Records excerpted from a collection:

================

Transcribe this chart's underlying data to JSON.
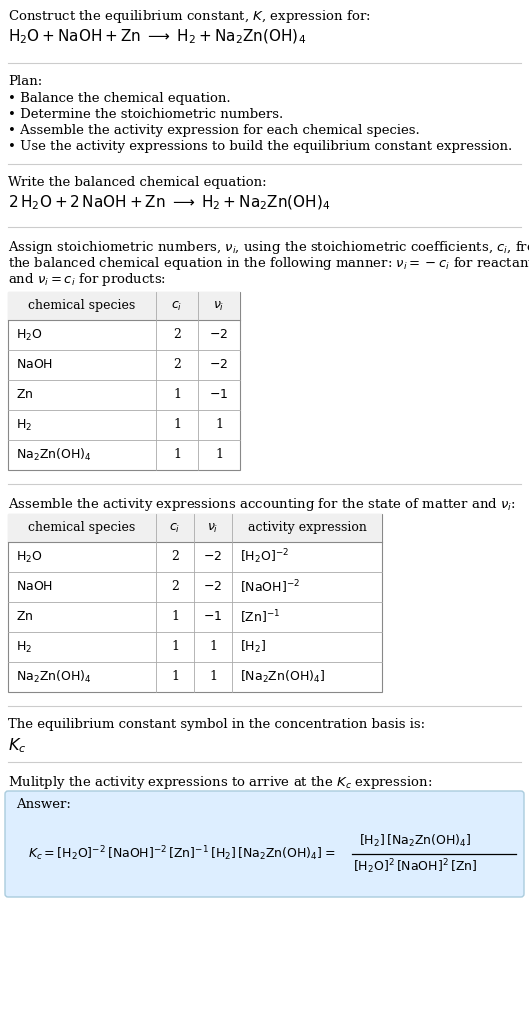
{
  "bg_color": "#ffffff",
  "answer_bg_color": "#ddeeff",
  "text_color": "#000000",
  "section_line_color": "#cccccc",
  "table_line_color": "#aaaaaa",
  "title_line1": "Construct the equilibrium constant, $K$, expression for:",
  "title_line2": "$\\mathrm{H_2O + NaOH + Zn \\;\\longrightarrow\\; H_2 + Na_2Zn(OH)_4}$",
  "plan_header": "Plan:",
  "plan_items": [
    "\\bullet Balance the chemical equation.",
    "\\bullet Determine the stoichiometric numbers.",
    "\\bullet Assemble the activity expression for each chemical species.",
    "\\bullet Use the activity expressions to build the equilibrium constant expression."
  ],
  "balanced_header": "Write the balanced chemical equation:",
  "balanced_eq": "$\\mathrm{2\\,H_2O + 2\\,NaOH + Zn \\;\\longrightarrow\\; H_2 + Na_2Zn(OH)_4}$",
  "stoich_intro": "Assign stoichiometric numbers, $\\nu_i$, using the stoichiometric coefficients, $c_i$, from\nthe balanced chemical equation in the following manner: $\\nu_i = -c_i$ for reactants\nand $\\nu_i = c_i$ for products:",
  "table1_headers": [
    "chemical species",
    "$c_i$",
    "$\\nu_i$"
  ],
  "table1_col_align": [
    "left",
    "center",
    "center"
  ],
  "table1_rows": [
    [
      "$\\mathrm{H_2O}$",
      "2",
      "$-2$"
    ],
    [
      "$\\mathrm{NaOH}$",
      "2",
      "$-2$"
    ],
    [
      "$\\mathrm{Zn}$",
      "1",
      "$-1$"
    ],
    [
      "$\\mathrm{H_2}$",
      "1",
      "1"
    ],
    [
      "$\\mathrm{Na_2Zn(OH)_4}$",
      "1",
      "1"
    ]
  ],
  "activity_intro": "Assemble the activity expressions accounting for the state of matter and $\\nu_i$:",
  "table2_headers": [
    "chemical species",
    "$c_i$",
    "$\\nu_i$",
    "activity expression"
  ],
  "table2_col_align": [
    "left",
    "center",
    "center",
    "left"
  ],
  "table2_rows": [
    [
      "$\\mathrm{H_2O}$",
      "2",
      "$-2$",
      "$[\\mathrm{H_2O}]^{-2}$"
    ],
    [
      "$\\mathrm{NaOH}$",
      "2",
      "$-2$",
      "$[\\mathrm{NaOH}]^{-2}$"
    ],
    [
      "$\\mathrm{Zn}$",
      "1",
      "$-1$",
      "$[\\mathrm{Zn}]^{-1}$"
    ],
    [
      "$\\mathrm{H_2}$",
      "1",
      "1",
      "$[\\mathrm{H_2}]$"
    ],
    [
      "$\\mathrm{Na_2Zn(OH)_4}$",
      "1",
      "1",
      "$[\\mathrm{Na_2Zn(OH)_4}]$"
    ]
  ],
  "kc_text1": "The equilibrium constant symbol in the concentration basis is:",
  "kc_symbol": "$K_c$",
  "multiply_text": "Mulitply the activity expressions to arrive at the $K_c$ expression:",
  "answer_label": "Answer:",
  "answer_eq_line1": "$K_c = [\\mathrm{H_2O}]^{-2}\\,[\\mathrm{NaOH}]^{-2}\\,[\\mathrm{Zn}]^{-1}\\,[\\mathrm{H_2}]\\,[\\mathrm{Na_2Zn(OH)_4}] = $",
  "answer_eq_right_num": "$[\\mathrm{H_2}]\\,[\\mathrm{Na_2Zn(OH)_4}]$",
  "answer_eq_right_den": "$[\\mathrm{H_2O}]^2\\,[\\mathrm{NaOH}]^2\\,[\\mathrm{Zn}]$",
  "font_size": 9.5,
  "font_size_eq": 9.0,
  "font_size_table": 9.0
}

================

(Direction)
Print the records above exactly as they stand, but leave out the pictures.

(Final answer)
Transcribe this chart's underlying data to JSON.
{
  "bg_color": "#ffffff",
  "answer_bg_color": "#ddeeff",
  "text_color": "#000000",
  "section_line_color": "#cccccc",
  "table_line_color": "#aaaaaa",
  "title_line1": "Construct the equilibrium constant, $K$, expression for:",
  "title_line2": "$\\mathrm{H_2O + NaOH + Zn \\;\\longrightarrow\\; H_2 + Na_2Zn(OH)_4}$",
  "plan_header": "Plan:",
  "plan_items": [
    "\\bullet Balance the chemical equation.",
    "\\bullet Determine the stoichiometric numbers.",
    "\\bullet Assemble the activity expression for each chemical species.",
    "\\bullet Use the activity expressions to build the equilibrium constant expression."
  ],
  "balanced_header": "Write the balanced chemical equation:",
  "balanced_eq": "$\\mathrm{2\\,H_2O + 2\\,NaOH + Zn \\;\\longrightarrow\\; H_2 + Na_2Zn(OH)_4}$",
  "stoich_intro": "Assign stoichiometric numbers, $\\nu_i$, using the stoichiometric coefficients, $c_i$, from\nthe balanced chemical equation in the following manner: $\\nu_i = -c_i$ for reactants\nand $\\nu_i = c_i$ for products:",
  "table1_headers": [
    "chemical species",
    "$c_i$",
    "$\\nu_i$"
  ],
  "table1_col_align": [
    "left",
    "center",
    "center"
  ],
  "table1_rows": [
    [
      "$\\mathrm{H_2O}$",
      "2",
      "$-2$"
    ],
    [
      "$\\mathrm{NaOH}$",
      "2",
      "$-2$"
    ],
    [
      "$\\mathrm{Zn}$",
      "1",
      "$-1$"
    ],
    [
      "$\\mathrm{H_2}$",
      "1",
      "1"
    ],
    [
      "$\\mathrm{Na_2Zn(OH)_4}$",
      "1",
      "1"
    ]
  ],
  "activity_intro": "Assemble the activity expressions accounting for the state of matter and $\\nu_i$:",
  "table2_headers": [
    "chemical species",
    "$c_i$",
    "$\\nu_i$",
    "activity expression"
  ],
  "table2_col_align": [
    "left",
    "center",
    "center",
    "left"
  ],
  "table2_rows": [
    [
      "$\\mathrm{H_2O}$",
      "2",
      "$-2$",
      "$[\\mathrm{H_2O}]^{-2}$"
    ],
    [
      "$\\mathrm{NaOH}$",
      "2",
      "$-2$",
      "$[\\mathrm{NaOH}]^{-2}$"
    ],
    [
      "$\\mathrm{Zn}$",
      "1",
      "$-1$",
      "$[\\mathrm{Zn}]^{-1}$"
    ],
    [
      "$\\mathrm{H_2}$",
      "1",
      "1",
      "$[\\mathrm{H_2}]$"
    ],
    [
      "$\\mathrm{Na_2Zn(OH)_4}$",
      "1",
      "1",
      "$[\\mathrm{Na_2Zn(OH)_4}]$"
    ]
  ],
  "kc_text1": "The equilibrium constant symbol in the concentration basis is:",
  "kc_symbol": "$K_c$",
  "multiply_text": "Mulitply the activity expressions to arrive at the $K_c$ expression:",
  "answer_label": "Answer:",
  "answer_eq_line1": "$K_c = [\\mathrm{H_2O}]^{-2}\\,[\\mathrm{NaOH}]^{-2}\\,[\\mathrm{Zn}]^{-1}\\,[\\mathrm{H_2}]\\,[\\mathrm{Na_2Zn(OH)_4}] = $",
  "answer_eq_right_num": "$[\\mathrm{H_2}]\\,[\\mathrm{Na_2Zn(OH)_4}]$",
  "answer_eq_right_den": "$[\\mathrm{H_2O}]^2\\,[\\mathrm{NaOH}]^2\\,[\\mathrm{Zn}]$",
  "font_size": 9.5,
  "font_size_eq": 9.0,
  "font_size_table": 9.0
}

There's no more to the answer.